━━━━━ AVAILABLE DATA

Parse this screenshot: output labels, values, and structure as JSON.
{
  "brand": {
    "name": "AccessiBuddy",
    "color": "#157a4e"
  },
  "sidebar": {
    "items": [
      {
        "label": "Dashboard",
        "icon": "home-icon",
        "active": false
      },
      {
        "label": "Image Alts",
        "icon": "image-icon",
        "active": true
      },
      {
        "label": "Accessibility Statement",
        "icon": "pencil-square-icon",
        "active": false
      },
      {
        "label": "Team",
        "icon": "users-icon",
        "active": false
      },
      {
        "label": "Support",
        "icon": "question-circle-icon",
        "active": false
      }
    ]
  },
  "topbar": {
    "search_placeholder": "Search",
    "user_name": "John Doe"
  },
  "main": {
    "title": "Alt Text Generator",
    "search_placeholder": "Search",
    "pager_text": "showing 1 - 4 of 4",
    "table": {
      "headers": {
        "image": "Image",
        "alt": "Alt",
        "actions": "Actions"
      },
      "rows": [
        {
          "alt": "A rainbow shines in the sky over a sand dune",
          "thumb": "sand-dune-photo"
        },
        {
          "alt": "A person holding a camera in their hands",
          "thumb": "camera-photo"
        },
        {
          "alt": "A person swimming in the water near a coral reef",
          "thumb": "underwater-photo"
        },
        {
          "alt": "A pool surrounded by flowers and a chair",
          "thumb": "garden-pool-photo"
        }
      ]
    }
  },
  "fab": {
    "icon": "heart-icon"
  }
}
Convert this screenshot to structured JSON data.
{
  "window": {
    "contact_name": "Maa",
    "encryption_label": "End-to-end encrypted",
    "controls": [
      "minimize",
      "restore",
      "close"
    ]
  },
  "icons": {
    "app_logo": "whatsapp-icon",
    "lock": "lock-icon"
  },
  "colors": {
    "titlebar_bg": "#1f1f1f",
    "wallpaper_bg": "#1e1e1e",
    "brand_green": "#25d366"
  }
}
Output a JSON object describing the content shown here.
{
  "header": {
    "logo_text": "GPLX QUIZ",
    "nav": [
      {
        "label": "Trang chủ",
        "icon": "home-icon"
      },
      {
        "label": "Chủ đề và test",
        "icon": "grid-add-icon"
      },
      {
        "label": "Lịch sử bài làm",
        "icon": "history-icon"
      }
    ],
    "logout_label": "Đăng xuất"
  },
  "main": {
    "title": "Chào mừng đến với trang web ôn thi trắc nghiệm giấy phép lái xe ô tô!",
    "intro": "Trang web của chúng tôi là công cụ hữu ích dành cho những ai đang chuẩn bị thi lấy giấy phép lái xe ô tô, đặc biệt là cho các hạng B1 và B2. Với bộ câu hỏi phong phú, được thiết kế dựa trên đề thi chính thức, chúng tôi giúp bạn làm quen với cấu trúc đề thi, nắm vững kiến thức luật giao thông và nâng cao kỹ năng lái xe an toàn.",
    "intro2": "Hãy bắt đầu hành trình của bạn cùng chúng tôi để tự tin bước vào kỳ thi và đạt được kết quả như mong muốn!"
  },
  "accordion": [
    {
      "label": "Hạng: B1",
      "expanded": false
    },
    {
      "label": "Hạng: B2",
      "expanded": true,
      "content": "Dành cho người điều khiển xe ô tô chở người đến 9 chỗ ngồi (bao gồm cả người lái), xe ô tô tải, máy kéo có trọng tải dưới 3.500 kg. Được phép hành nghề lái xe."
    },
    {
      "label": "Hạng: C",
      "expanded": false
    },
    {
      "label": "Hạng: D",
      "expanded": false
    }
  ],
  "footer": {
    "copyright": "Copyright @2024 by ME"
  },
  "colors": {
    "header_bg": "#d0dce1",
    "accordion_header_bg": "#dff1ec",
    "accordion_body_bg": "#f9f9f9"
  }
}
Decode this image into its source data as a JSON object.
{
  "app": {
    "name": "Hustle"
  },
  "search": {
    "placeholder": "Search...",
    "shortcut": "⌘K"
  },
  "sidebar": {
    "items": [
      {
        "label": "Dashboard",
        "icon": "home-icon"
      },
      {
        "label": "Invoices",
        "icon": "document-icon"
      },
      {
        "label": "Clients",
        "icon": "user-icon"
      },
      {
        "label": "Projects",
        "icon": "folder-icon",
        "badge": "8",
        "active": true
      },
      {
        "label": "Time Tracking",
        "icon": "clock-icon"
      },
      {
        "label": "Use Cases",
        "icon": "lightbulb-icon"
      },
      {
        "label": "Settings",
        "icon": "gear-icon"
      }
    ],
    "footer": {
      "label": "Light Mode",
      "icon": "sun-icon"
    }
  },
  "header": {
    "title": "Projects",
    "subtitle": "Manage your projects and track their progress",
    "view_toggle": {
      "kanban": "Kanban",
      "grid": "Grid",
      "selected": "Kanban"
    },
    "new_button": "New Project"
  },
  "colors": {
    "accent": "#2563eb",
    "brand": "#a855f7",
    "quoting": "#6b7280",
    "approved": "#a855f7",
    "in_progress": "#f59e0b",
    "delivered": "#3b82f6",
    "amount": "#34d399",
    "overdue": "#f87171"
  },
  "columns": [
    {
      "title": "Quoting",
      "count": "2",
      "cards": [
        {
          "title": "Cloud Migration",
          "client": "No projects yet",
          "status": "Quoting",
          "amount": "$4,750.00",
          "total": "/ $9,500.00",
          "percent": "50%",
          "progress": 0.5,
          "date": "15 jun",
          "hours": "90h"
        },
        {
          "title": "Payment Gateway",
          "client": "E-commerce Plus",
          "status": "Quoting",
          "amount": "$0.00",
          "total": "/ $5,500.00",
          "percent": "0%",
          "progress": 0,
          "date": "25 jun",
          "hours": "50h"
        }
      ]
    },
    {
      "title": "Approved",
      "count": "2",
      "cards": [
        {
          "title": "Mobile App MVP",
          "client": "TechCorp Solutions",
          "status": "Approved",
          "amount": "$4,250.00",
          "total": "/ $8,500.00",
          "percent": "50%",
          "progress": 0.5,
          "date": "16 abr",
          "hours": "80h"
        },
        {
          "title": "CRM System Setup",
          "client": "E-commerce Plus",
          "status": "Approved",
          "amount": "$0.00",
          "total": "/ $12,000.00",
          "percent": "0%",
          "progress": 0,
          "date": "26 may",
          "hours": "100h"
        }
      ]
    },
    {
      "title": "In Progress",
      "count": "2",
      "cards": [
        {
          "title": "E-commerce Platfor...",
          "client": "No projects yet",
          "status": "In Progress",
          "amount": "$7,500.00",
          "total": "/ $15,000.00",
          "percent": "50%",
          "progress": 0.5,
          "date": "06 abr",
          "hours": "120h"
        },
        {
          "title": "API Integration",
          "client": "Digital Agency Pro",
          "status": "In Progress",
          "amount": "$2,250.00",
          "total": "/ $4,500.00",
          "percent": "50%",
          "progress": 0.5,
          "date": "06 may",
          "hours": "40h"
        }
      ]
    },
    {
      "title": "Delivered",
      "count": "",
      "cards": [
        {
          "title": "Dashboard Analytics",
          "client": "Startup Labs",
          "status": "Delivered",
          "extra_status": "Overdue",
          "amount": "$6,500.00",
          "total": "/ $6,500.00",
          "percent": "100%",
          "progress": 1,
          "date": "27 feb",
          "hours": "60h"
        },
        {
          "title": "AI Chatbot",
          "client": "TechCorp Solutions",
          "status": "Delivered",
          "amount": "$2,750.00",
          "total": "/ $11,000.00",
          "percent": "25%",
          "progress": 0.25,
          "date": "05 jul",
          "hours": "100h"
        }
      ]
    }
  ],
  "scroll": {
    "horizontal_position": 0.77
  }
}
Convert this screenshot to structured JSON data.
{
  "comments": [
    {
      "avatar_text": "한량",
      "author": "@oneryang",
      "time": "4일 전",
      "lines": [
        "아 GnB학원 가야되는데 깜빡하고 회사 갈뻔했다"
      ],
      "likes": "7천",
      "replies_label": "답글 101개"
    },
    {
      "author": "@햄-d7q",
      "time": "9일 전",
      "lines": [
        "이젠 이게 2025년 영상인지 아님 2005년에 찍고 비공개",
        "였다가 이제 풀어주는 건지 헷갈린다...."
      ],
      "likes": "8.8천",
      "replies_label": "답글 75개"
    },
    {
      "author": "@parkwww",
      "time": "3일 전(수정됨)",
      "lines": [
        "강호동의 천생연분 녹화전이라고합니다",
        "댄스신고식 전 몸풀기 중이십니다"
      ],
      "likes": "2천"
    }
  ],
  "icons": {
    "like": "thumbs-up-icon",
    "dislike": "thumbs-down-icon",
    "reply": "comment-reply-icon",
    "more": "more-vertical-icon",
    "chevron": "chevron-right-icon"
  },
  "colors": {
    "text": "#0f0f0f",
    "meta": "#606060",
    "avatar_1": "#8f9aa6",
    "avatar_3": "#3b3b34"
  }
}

━━━━━━━━━━

PROBLEM TO WORK ON
Search the preceding listing for the word "author" and pull out every line that holds it.

FINISHED EXERCISE
      "author": "@oneryang",
      "author": "@햄-d7q",
      "author": "@parkwww",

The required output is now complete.